Requirement → Collect each line containing "BIKE".

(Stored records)
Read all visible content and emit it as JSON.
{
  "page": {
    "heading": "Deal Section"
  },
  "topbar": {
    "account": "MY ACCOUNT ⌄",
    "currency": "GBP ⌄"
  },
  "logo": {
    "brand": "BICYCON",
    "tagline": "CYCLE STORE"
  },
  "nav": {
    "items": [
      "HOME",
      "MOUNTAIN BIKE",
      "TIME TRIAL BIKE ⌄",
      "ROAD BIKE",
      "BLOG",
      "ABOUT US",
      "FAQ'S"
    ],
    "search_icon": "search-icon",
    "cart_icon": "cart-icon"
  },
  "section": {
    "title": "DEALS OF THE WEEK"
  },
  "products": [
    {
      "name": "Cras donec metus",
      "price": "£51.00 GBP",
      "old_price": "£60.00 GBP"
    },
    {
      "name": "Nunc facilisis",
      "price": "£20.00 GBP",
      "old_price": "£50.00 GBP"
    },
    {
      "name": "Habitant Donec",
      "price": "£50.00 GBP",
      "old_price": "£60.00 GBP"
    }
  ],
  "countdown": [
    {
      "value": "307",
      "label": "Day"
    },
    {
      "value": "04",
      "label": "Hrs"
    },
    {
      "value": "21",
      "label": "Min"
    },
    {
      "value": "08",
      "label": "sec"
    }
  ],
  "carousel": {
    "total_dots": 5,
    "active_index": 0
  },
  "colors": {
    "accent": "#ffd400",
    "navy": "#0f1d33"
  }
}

Solution to this exercise →
      "MOUNTAIN BIKE",
      "TIME TRIAL BIKE ⌄",
      "ROAD BIKE",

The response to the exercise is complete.